__What is being asked__: Pull every line that holds the word "JSON" from the entries.

__Recorded data__:
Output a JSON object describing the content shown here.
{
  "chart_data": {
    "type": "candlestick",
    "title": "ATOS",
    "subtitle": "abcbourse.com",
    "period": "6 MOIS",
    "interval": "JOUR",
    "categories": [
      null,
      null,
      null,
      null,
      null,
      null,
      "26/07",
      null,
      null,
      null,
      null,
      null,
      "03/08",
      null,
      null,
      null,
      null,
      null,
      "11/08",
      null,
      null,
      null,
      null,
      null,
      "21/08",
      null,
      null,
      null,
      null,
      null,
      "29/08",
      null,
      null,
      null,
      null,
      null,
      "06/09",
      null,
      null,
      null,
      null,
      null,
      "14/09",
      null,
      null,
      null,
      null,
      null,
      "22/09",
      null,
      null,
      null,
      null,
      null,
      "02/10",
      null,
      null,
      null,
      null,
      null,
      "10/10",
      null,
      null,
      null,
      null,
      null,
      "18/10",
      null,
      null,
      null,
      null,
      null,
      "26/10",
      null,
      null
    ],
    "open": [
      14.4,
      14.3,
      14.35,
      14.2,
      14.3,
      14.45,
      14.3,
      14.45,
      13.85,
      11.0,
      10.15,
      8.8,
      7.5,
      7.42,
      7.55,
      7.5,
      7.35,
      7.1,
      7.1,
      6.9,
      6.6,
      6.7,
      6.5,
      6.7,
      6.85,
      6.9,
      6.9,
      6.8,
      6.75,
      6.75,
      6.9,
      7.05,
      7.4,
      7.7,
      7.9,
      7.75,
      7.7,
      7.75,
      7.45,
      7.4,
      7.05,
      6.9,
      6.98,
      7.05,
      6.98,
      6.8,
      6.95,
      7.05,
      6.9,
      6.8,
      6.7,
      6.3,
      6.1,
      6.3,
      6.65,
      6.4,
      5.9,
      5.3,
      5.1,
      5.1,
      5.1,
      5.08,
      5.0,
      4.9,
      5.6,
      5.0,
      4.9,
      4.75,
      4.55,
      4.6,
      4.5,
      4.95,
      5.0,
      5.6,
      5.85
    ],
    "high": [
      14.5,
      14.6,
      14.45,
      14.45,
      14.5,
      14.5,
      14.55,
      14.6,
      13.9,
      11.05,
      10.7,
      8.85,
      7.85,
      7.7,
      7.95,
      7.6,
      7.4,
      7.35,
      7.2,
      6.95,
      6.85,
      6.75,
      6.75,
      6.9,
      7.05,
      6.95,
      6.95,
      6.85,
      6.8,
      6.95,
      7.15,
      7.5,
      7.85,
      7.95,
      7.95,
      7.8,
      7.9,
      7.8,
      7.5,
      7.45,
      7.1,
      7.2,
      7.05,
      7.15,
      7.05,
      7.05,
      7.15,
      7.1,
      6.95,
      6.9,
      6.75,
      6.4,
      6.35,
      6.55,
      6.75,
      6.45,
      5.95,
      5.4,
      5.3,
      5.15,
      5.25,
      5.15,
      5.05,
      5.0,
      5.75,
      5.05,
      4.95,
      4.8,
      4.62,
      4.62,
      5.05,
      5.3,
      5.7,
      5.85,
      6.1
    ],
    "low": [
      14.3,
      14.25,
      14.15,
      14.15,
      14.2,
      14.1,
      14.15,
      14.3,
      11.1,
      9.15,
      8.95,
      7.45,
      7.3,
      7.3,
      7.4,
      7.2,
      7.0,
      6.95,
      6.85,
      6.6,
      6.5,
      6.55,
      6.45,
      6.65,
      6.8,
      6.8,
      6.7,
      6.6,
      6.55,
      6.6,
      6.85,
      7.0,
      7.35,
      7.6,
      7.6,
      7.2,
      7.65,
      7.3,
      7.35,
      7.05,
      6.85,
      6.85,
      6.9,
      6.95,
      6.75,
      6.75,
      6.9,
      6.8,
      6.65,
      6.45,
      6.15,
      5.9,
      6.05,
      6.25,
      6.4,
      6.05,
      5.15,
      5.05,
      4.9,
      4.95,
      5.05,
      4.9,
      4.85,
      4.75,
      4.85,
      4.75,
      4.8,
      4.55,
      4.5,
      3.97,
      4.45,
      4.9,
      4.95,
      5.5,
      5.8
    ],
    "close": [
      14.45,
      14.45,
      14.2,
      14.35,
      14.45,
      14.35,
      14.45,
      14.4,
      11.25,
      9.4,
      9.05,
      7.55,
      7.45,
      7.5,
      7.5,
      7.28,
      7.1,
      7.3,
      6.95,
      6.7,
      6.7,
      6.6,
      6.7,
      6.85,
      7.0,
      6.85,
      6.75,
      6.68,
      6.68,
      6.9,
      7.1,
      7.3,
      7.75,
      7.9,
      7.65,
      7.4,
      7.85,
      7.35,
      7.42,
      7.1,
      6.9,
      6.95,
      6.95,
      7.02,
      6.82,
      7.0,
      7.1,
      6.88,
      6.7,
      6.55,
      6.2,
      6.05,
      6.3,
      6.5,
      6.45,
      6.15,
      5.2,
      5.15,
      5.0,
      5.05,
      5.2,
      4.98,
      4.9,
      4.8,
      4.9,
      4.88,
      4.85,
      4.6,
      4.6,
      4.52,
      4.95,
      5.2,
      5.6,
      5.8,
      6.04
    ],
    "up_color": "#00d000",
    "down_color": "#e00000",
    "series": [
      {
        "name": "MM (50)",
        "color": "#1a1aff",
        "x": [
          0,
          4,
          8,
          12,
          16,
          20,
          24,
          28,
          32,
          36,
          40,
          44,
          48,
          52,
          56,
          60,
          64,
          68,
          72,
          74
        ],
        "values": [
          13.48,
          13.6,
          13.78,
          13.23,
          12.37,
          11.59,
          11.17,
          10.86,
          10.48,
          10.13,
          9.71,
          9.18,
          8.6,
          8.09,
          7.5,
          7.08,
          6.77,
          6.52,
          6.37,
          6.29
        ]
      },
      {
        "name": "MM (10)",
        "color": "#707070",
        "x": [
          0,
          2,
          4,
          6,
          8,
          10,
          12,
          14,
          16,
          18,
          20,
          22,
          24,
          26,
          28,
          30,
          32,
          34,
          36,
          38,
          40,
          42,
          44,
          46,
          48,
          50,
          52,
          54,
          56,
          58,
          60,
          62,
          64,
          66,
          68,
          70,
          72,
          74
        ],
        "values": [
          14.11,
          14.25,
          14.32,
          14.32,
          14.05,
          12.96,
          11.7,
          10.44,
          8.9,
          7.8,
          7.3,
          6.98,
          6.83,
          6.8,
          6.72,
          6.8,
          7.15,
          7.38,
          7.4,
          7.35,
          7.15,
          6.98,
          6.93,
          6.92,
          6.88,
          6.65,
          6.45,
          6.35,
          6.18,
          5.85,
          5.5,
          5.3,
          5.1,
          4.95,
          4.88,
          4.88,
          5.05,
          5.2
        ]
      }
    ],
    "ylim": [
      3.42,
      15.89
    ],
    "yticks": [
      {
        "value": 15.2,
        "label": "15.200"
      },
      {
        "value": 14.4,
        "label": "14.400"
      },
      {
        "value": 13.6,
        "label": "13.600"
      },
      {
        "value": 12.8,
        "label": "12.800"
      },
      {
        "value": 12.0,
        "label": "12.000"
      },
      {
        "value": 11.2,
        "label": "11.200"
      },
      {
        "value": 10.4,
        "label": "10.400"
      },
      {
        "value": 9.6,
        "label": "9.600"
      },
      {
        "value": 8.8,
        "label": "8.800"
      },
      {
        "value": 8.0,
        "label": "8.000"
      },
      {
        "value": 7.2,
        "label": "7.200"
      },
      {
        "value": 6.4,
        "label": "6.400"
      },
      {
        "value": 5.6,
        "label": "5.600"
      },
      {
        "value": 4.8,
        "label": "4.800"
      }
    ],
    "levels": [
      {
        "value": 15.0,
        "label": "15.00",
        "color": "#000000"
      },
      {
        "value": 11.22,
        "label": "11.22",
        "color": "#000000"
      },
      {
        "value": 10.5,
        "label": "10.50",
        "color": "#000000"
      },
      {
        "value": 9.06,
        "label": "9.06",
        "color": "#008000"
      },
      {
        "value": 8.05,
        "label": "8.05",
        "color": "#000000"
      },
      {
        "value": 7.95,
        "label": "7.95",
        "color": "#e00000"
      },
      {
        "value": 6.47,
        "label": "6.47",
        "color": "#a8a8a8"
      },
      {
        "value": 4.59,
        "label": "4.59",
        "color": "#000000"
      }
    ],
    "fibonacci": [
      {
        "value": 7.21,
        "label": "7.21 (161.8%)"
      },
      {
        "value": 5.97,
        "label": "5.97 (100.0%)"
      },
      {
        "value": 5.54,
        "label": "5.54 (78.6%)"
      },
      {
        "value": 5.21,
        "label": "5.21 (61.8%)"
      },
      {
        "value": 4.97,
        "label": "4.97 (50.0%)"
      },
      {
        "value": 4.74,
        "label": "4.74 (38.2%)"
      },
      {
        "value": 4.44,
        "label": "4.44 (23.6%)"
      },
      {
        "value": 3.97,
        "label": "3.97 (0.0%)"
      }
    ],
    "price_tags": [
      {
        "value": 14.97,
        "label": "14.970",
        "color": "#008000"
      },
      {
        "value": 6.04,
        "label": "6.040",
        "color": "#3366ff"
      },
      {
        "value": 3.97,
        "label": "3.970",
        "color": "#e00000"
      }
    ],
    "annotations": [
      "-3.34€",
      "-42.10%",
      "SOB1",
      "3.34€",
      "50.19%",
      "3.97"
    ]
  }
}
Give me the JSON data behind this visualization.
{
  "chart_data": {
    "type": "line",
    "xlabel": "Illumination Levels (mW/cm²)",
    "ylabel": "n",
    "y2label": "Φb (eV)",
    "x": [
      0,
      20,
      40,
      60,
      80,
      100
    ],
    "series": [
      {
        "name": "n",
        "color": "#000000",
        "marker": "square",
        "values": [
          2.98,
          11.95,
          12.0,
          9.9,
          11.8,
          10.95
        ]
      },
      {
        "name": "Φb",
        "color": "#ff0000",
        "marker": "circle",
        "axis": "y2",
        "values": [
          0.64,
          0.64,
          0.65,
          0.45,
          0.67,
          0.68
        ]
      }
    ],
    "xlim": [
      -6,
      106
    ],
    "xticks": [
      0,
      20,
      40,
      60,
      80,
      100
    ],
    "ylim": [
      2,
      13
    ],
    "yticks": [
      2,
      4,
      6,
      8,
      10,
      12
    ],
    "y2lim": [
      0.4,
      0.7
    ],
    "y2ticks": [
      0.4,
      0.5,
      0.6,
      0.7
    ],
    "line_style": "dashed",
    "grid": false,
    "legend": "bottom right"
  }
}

__Finished task__:
Output a JSON object describing the content shown here.
Give me the JSON data behind this visualization.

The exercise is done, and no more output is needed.